_What is required_
Output the entries word for word. Omit images.

_Data for this exercise_
..........
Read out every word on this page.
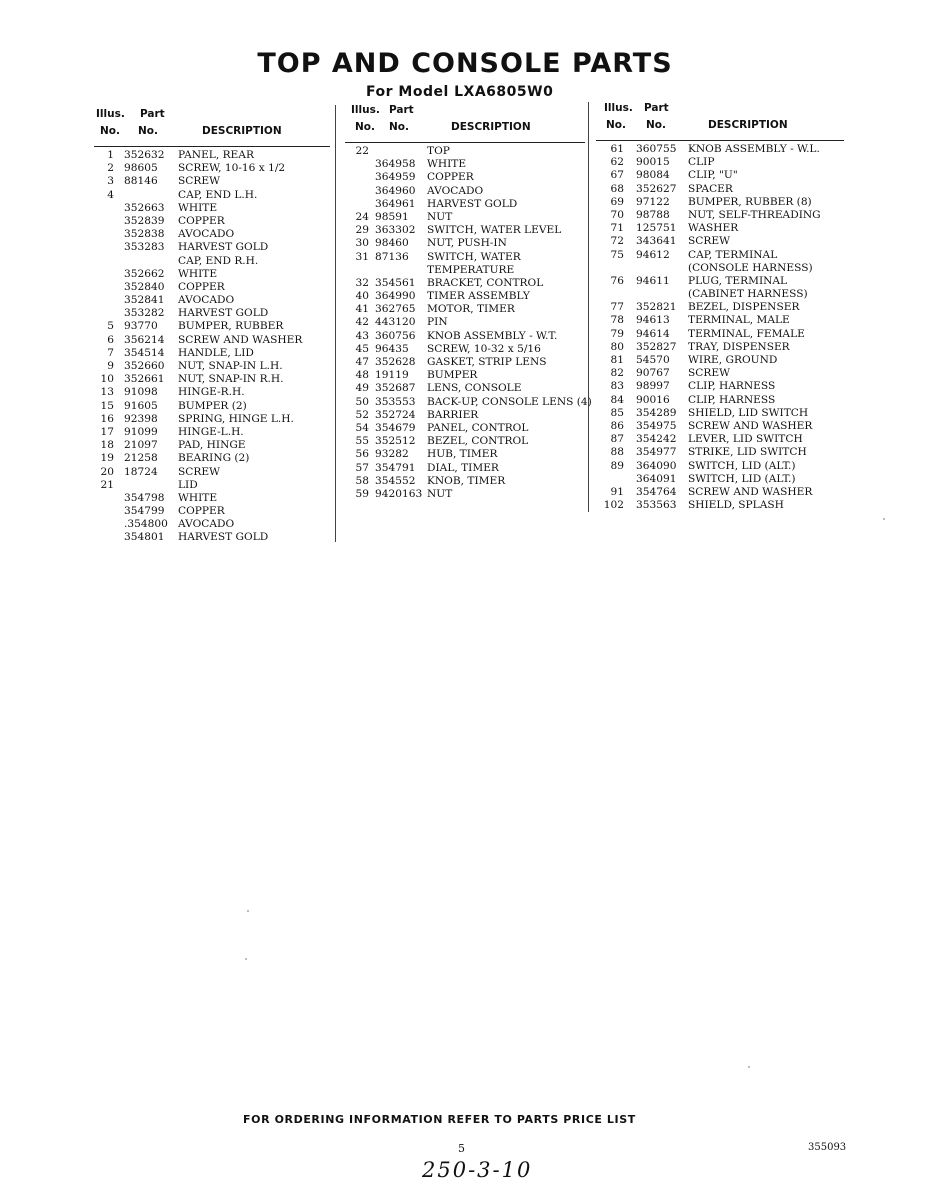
TOP AND CONSOLE PARTS
For Model LXA6805W0
Illus. Part
No. No.	DESCRIPTION
1 352632 PANEL, REAR
2 98605 SCREW, 10-16 x 1/2
3 88146 SCREW
4	CAP, END L.H.
352663 WHITE
352839 COPPER
352838 AVOCADO
353283 HARVEST GOLD
CAP, END R.H.
352662 WHITE
352840 COPPER
352841 AVOCADO
353282 HARVEST GOLD
5 93770 BUMPER, RUBBER
6 356214 SCREW AND WASHER
7 354514 HANDLE, LID
9 352660 NUT, SNAP-IN L.H.
10 352661 NUT, SNAP-IN R.H.
13 91098 HINGE-R.H.
15 91605 BUMPER (2)
16 92398 SPRING, HINGE L.H.
17 91099 HINGE-L.H.
18 21097 PAD, HINGE
19 21258 BEARING (2)
20 18724 SCREW
21	LID
354798 WHITE
354799 COPPER
.354800 AVOCADO
354801 HARVEST GOLD
Illus. Part
No. No.	DESCRIPTION
22	TOP
364958 WHITE
364959 COPPER
364960 AVOCADO
364961 HARVEST GOLD
24 98591 NUT
29 363302 SWITCH, WATER LEVEL
30 98460 NUT, PUSH-IN
31 87136 SWITCH, WATER
TEMPERATURE
32 354561 BRACKET, CONTROL
40 364990 TIMER ASSEMBLY
41 362765 MOTOR, TIMER
42 443120 PIN
43 360756 KNOB ASSEMBLY - W.T.
45 96435 SCREW, 10-32 x 5/16
47 352628 GASKET, STRIP LENS
48 19119 BUMPER
49 352687 LENS, CONSOLE
50 353553 BACK-UP, CONSOLE LENS (4)
52 352724 BARRIER
54 354679 PANEL, CONTROL
55 352512 BEZEL, CONTROL
56 93282 HUB, TIMER
57 354791 DIAL, TIMER
58 354552 KNOB, TIMER
59 9420163 NUT
Illus. Part
No. No.	DESCRIPTION
61 360755 KNOB ASSEMBLY - W.L.
62 90015 CLIP
67 98084 CLIP, "U"
68 352627 SPACER
69 97122 BUMPER, RUBBER (8)
70 98788 NUT, SELF-THREADING
71 125751 WASHER
72 343641 SCREW
75 94612 CAP, TERMINAL
(CONSOLE HARNESS)
76 94611 PLUG, TERMINAL
(CABINET HARNESS)
77 352821 BEZEL, DISPENSER
78 94613 TERMINAL, MALE
79 94614 TERMINAL, FEMALE
80 352827 TRAY, DISPENSER
81 54570 WIRE, GROUND
82 90767 SCREW
83 98997 CLIP, HARNESS
84 90016 CLIP, HARNESS
85 354289 SHIELD, LID SWITCH
86 354975 SCREW AND WASHER
87 354242 LEVER, LID SWITCH
88 354977 STRIKE, LID SWITCH
89 364090 SWITCH, LID (ALT.)
364091 SWITCH, LID (ALT.)
91 354764 SCREW AND WASHER
102 353563 SHIELD, SPLASH
FOR ORDERING INFORMATION REFER TO PARTS PRICE LIST
5	355093
250-3-10
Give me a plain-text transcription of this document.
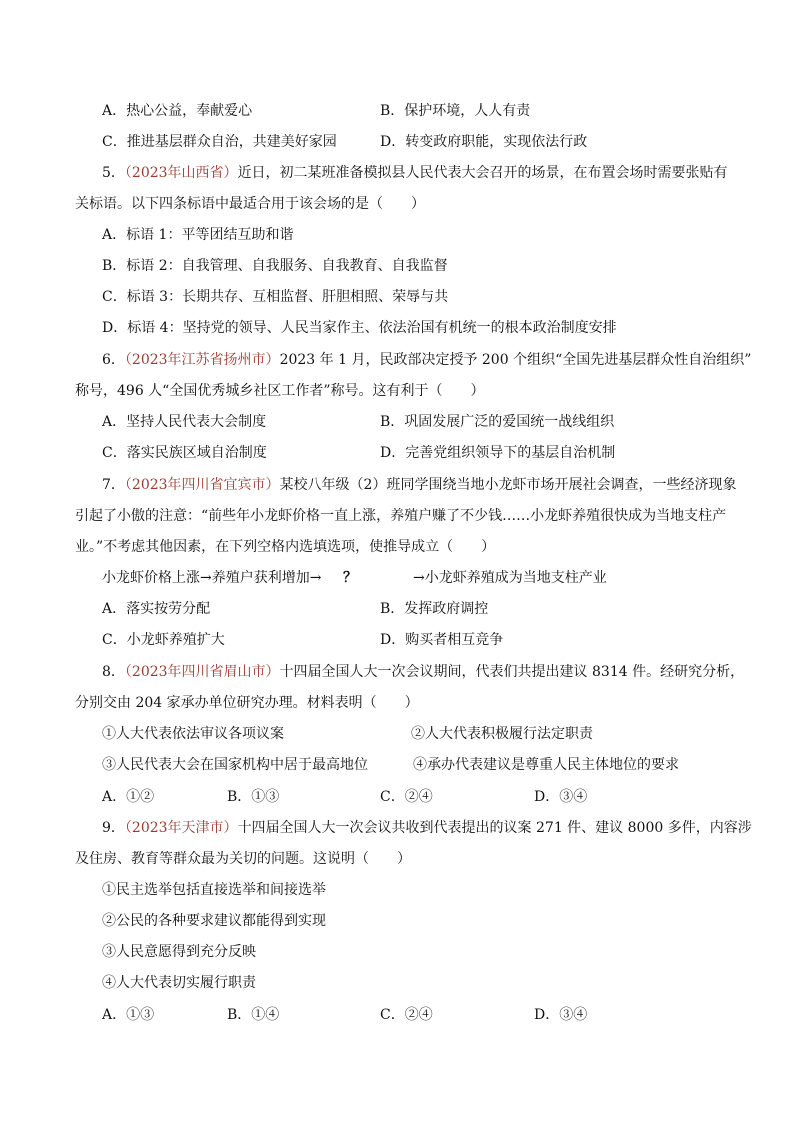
A．热心公益，奉献爱心	B．保护环境，人人有责
C．推进基层群众自治，共建美好家园	D．转变政府职能，实现依法行政
5．（2023年山西省）近日，初二某班准备模拟县人民代表大会召开的场景，在布置会场时需要张贴有
关标语。以下四条标语中最适合用于该会场的是（　　）
A．标语 1：平等团结互助和谐
B．标语 2：自我管理、自我服务、自我教育、自我监督
C．标语 3：长期共存、互相监督、肝胆相照、荣辱与共
D．标语 4：坚持党的领导、人民当家作主、依法治国有机统一的根本政治制度安排
6．（2023年江苏省扬州市）2023 年 1 月，民政部决定授予 200 个组织“全国先进基层群众性自治组织”
称号，496 人“全国优秀城乡社区工作者”称号。这有利于（　　）
A．坚持人民代表大会制度	B．巩固发展广泛的爱国统一战线组织
C．落实民族区域自治制度	D．完善党组织领导下的基层自治机制
7．（2023年四川省宜宾市）某校八年级（2）班同学围绕当地小龙虾市场开展社会调查，一些经济现象
引起了小傲的注意：“前些年小龙虾价格一直上涨，养殖户赚了不少钱……小龙虾养殖很快成为当地支柱产
业。”不考虑其他因素，在下列空格内选填选项，使推导成立（　　）
小龙虾价格上涨→养殖户获利增加→ ？	→小龙虾养殖成为当地支柱产业
A．落实按劳分配	B．发挥政府调控
C．小龙虾养殖扩大	D．购买者相互竞争
8．（2023年四川省眉山市）十四届全国人大一次会议期间，代表们共提出建议 8314 件。经研究分析，
分别交由 204 家承办单位研究办理。材料表明（　　）
①人大代表依法审议各项议案	②人大代表积极履行法定职责
③人民代表大会在国家机构中居于最高地位	④承办代表建议是尊重人民主体地位的要求
A．①②	B．①③	C．②④	D．③④
9．（2023年天津市）十四届全国人大一次会议共收到代表提出的议案 271 件、建议 8000 多件，内容涉
及住房、教育等群众最为关切的问题。这说明（　　）
①民主选举包括直接选举和间接选举
②公民的各种要求建议都能得到实现
③人民意愿得到充分反映
④人大代表切实履行职责
A．①③	B．①④	C．②④	D．③④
..........
_Exercise output_
Read out every word on this page.
TOP AND CONSOLE PARTS
For Model LXA6805W0
Illus. Part
No. No.	DESCRIPTION
1 352632 PANEL, REAR
2 98605 SCREW, 10-16 x 1/2
3 88146 SCREW
4	CAP, END L.H.
352663 WHITE
352839 COPPER
352838 AVOCADO
353283 HARVEST GOLD
CAP, END R.H.
352662 WHITE
352840 COPPER
352841 AVOCADO
353282 HARVEST GOLD
5 93770 BUMPER, RUBBER
6 356214 SCREW AND WASHER
7 354514 HANDLE, LID
9 352660 NUT, SNAP-IN L.H.
10 352661 NUT, SNAP-IN R.H.
13 91098 HINGE-R.H.
15 91605 BUMPER (2)
16 92398 SPRING, HINGE L.H.
17 91099 HINGE-L.H.
18 21097 PAD, HINGE
19 21258 BEARING (2)
20 18724 SCREW
21	LID
354798 WHITE
354799 COPPER
.354800 AVOCADO
354801 HARVEST GOLD
Illus. Part
No. No.	DESCRIPTION
22	TOP
364958 WHITE
364959 COPPER
364960 AVOCADO
364961 HARVEST GOLD
24 98591 NUT
29 363302 SWITCH, WATER LEVEL
30 98460 NUT, PUSH-IN
31 87136 SWITCH, WATER
TEMPERATURE
32 354561 BRACKET, CONTROL
40 364990 TIMER ASSEMBLY
41 362765 MOTOR, TIMER
42 443120 PIN
43 360756 KNOB ASSEMBLY - W.T.
45 96435 SCREW, 10-32 x 5/16
47 352628 GASKET, STRIP LENS
48 19119 BUMPER
49 352687 LENS, CONSOLE
50 353553 BACK-UP, CONSOLE LENS (4)
52 352724 BARRIER
54 354679 PANEL, CONTROL
55 352512 BEZEL, CONTROL
56 93282 HUB, TIMER
57 354791 DIAL, TIMER
58 354552 KNOB, TIMER
59 9420163 NUT
Illus. Part
No. No.	DESCRIPTION
61 360755 KNOB ASSEMBLY - W.L.
62 90015 CLIP
67 98084 CLIP, "U"
68 352627 SPACER
69 97122 BUMPER, RUBBER (8)
70 98788 NUT, SELF-THREADING
71 125751 WASHER
72 343641 SCREW
75 94612 CAP, TERMINAL
(CONSOLE HARNESS)
76 94611 PLUG, TERMINAL
(CABINET HARNESS)
77 352821 BEZEL, DISPENSER
78 94613 TERMINAL, MALE
79 94614 TERMINAL, FEMALE
80 352827 TRAY, DISPENSER
81 54570 WIRE, GROUND
82 90767 SCREW
83 98997 CLIP, HARNESS
84 90016 CLIP, HARNESS
85 354289 SHIELD, LID SWITCH
86 354975 SCREW AND WASHER
87 354242 LEVER, LID SWITCH
88 354977 STRIKE, LID SWITCH
89 364090 SWITCH, LID (ALT.)
364091 SWITCH, LID (ALT.)
91 354764 SCREW AND WASHER
102 353563 SHIELD, SPLASH
FOR ORDERING INFORMATION REFER TO PARTS PRICE LIST
5	355093
250-3-10
Give me a plain-text transcription of this document.
A．热心公益，奉献爱心	B．保护环境，人人有责
C．推进基层群众自治，共建美好家园	D．转变政府职能，实现依法行政
5．（2023年山西省）近日，初二某班准备模拟县人民代表大会召开的场景，在布置会场时需要张贴有
关标语。以下四条标语中最适合用于该会场的是（　　）
A．标语 1：平等团结互助和谐
B．标语 2：自我管理、自我服务、自我教育、自我监督
C．标语 3：长期共存、互相监督、肝胆相照、荣辱与共
D．标语 4：坚持党的领导、人民当家作主、依法治国有机统一的根本政治制度安排
6．（2023年江苏省扬州市）2023 年 1 月，民政部决定授予 200 个组织“全国先进基层群众性自治组织”
称号，496 人“全国优秀城乡社区工作者”称号。这有利于（　　）
A．坚持人民代表大会制度	B．巩固发展广泛的爱国统一战线组织
C．落实民族区域自治制度	D．完善党组织领导下的基层自治机制
7．（2023年四川省宜宾市）某校八年级（2）班同学围绕当地小龙虾市场开展社会调查，一些经济现象
引起了小傲的注意：“前些年小龙虾价格一直上涨，养殖户赚了不少钱……小龙虾养殖很快成为当地支柱产
业。”不考虑其他因素，在下列空格内选填选项，使推导成立（　　）
小龙虾价格上涨→养殖户获利增加→ ？	→小龙虾养殖成为当地支柱产业
A．落实按劳分配	B．发挥政府调控
C．小龙虾养殖扩大	D．购买者相互竞争
8．（2023年四川省眉山市）十四届全国人大一次会议期间，代表们共提出建议 8314 件。经研究分析，
分别交由 204 家承办单位研究办理。材料表明（　　）
①人大代表依法审议各项议案	②人大代表积极履行法定职责
③人民代表大会在国家机构中居于最高地位	④承办代表建议是尊重人民主体地位的要求
A．①②	B．①③	C．②④	D．③④
9．（2023年天津市）十四届全国人大一次会议共收到代表提出的议案 271 件、建议 8000 多件，内容涉
及住房、教育等群众最为关切的问题。这说明（　　）
①民主选举包括直接选举和间接选举
②公民的各种要求建议都能得到实现
③人民意愿得到充分反映
④人大代表切实履行职责
A．①③	B．①④	C．②④	D．③④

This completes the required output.